- **DESCRIPTION OF THE TASK**
Write every entry out again exactly, please, and skip the pictures.

- **LISTING**

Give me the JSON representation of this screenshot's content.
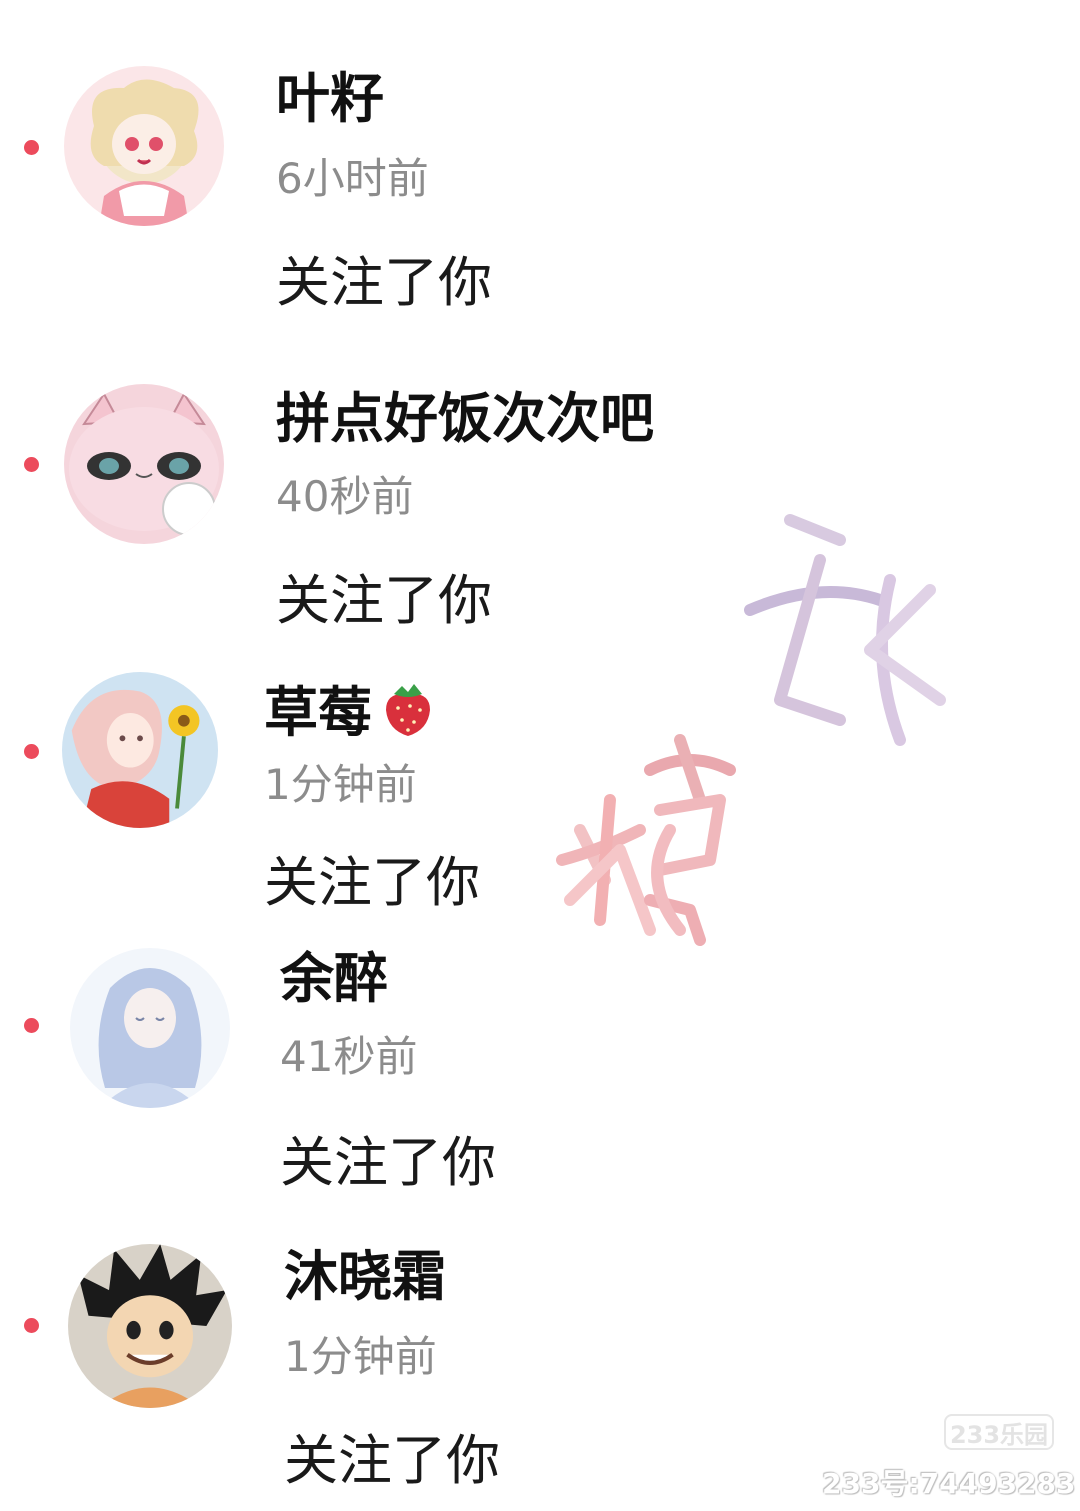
{
  "notifications": [
    {
      "username": "叶籽",
      "time": "6小时前",
      "action": "关注了你",
      "avatar_icon": "anime-girl-blonde-avatar",
      "emoji": ""
    },
    {
      "username": "拼点好饭次次吧",
      "time": "40秒前",
      "action": "关注了你",
      "avatar_icon": "pink-cartoon-cat-avatar",
      "emoji": ""
    },
    {
      "username": "草莓",
      "time": "1分钟前",
      "action": "关注了你",
      "avatar_icon": "anime-girl-sunflower-avatar",
      "emoji": "strawberry-emoji"
    },
    {
      "username": "余醉",
      "time": "41秒前",
      "action": "关注了你",
      "avatar_icon": "anime-girl-blue-hair-avatar",
      "emoji": ""
    },
    {
      "username": "沐晓霜",
      "time": "1分钟前",
      "action": "关注了你",
      "avatar_icon": "cartoon-boy-spiky-hair-avatar",
      "emoji": ""
    }
  ],
  "watermark": {
    "text": "糖球"
  },
  "branding": {
    "logo": "233乐园",
    "id": "233号:74493283"
  },
  "colors": {
    "unread_dot": "#ec4b5c",
    "username": "#111111",
    "time": "#8c8c8c"
  }
}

- **OUTPUT FOR THIS TASK**
Give me the JSON representation of this screenshot's content.
{
  "notifications": [
    {
      "username": "叶籽",
      "time": "6小时前",
      "action": "关注了你",
      "avatar_icon": "anime-girl-blonde-avatar",
      "emoji": ""
    },
    {
      "username": "拼点好饭次次吧",
      "time": "40秒前",
      "action": "关注了你",
      "avatar_icon": "pink-cartoon-cat-avatar",
      "emoji": ""
    },
    {
      "username": "草莓",
      "time": "1分钟前",
      "action": "关注了你",
      "avatar_icon": "anime-girl-sunflower-avatar",
      "emoji": "strawberry-emoji"
    },
    {
      "username": "余醉",
      "time": "41秒前",
      "action": "关注了你",
      "avatar_icon": "anime-girl-blue-hair-avatar",
      "emoji": ""
    },
    {
      "username": "沐晓霜",
      "time": "1分钟前",
      "action": "关注了你",
      "avatar_icon": "cartoon-boy-spiky-hair-avatar",
      "emoji": ""
    }
  ],
  "watermark": {
    "text": "糖球"
  },
  "branding": {
    "logo": "233乐园",
    "id": "233号:74493283"
  },
  "colors": {
    "unread_dot": "#ec4b5c",
    "username": "#111111",
    "time": "#8c8c8c"
  }
}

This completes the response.